*Exercise material:*
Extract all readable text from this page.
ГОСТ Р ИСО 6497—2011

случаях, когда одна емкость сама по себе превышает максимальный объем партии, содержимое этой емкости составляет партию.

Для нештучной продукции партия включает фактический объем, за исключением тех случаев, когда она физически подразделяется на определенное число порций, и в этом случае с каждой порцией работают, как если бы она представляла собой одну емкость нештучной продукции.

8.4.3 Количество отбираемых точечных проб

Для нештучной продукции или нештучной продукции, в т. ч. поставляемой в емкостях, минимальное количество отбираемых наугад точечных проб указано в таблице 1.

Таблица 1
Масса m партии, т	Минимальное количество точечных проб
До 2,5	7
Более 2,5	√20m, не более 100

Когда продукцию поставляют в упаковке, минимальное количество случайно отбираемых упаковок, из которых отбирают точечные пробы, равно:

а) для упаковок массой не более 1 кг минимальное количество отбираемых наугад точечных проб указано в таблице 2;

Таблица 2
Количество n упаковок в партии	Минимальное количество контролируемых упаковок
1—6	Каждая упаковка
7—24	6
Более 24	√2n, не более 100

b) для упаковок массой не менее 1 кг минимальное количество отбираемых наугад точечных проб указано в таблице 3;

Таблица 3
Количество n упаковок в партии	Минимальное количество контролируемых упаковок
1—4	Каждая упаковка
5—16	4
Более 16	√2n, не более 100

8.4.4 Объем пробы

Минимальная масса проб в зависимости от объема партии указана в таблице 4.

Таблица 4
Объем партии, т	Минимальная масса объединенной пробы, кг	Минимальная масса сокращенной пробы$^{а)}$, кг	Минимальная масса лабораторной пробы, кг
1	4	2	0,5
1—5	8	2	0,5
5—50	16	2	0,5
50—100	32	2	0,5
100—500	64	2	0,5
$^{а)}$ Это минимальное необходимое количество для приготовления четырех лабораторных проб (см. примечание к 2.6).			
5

*Task description:*
Make an exact copy of every line in the data.

*Reply to the task:*
Extract all readable text from this page.
ГОСТ Р ИСО 6497—2011

случаях, когда одна емкость сама по себе превышает максимальный объем партии, содержимое этой емкости составляет партию.

Для нештучной продукции партия включает фактический объем, за исключением тех случаев, когда она физически подразделяется на определенное число порций, и в этом случае с каждой порцией работают, как если бы она представляла собой одну емкость нештучной продукции.

8.4.3 Количество отбираемых точечных проб

Для нештучной продукции или нештучной продукции, в т. ч. поставляемой в емкостях, минимальное количество отбираемых наугад точечных проб указано в таблице 1.

Таблица 1
Масса m партии, т	Минимальное количество точечных проб
До 2,5	7
Более 2,5	√20m, не более 100

Когда продукцию поставляют в упаковке, минимальное количество случайно отбираемых упаковок, из которых отбирают точечные пробы, равно:

а) для упаковок массой не более 1 кг минимальное количество отбираемых наугад точечных проб указано в таблице 2;

Таблица 2
Количество n упаковок в партии	Минимальное количество контролируемых упаковок
1—6	Каждая упаковка
7—24	6
Более 24	√2n, не более 100

b) для упаковок массой не менее 1 кг минимальное количество отбираемых наугад точечных проб указано в таблице 3;

Таблица 3
Количество n упаковок в партии	Минимальное количество контролируемых упаковок
1—4	Каждая упаковка
5—16	4
Более 16	√2n, не более 100

8.4.4 Объем пробы

Минимальная масса проб в зависимости от объема партии указана в таблице 4.

Таблица 4
Объем партии, т	Минимальная масса объединенной пробы, кг	Минимальная масса сокращенной пробы$^{а)}$, кг	Минимальная масса лабораторной пробы, кг
1	4	2	0,5
1—5	8	2	0,5
5—50	16	2	0,5
50—100	32	2	0,5
100—500	64	2	0,5
$^{а)}$ Это минимальное необходимое количество для приготовления четырех лабораторных проб (см. примечание к 2.6).			
5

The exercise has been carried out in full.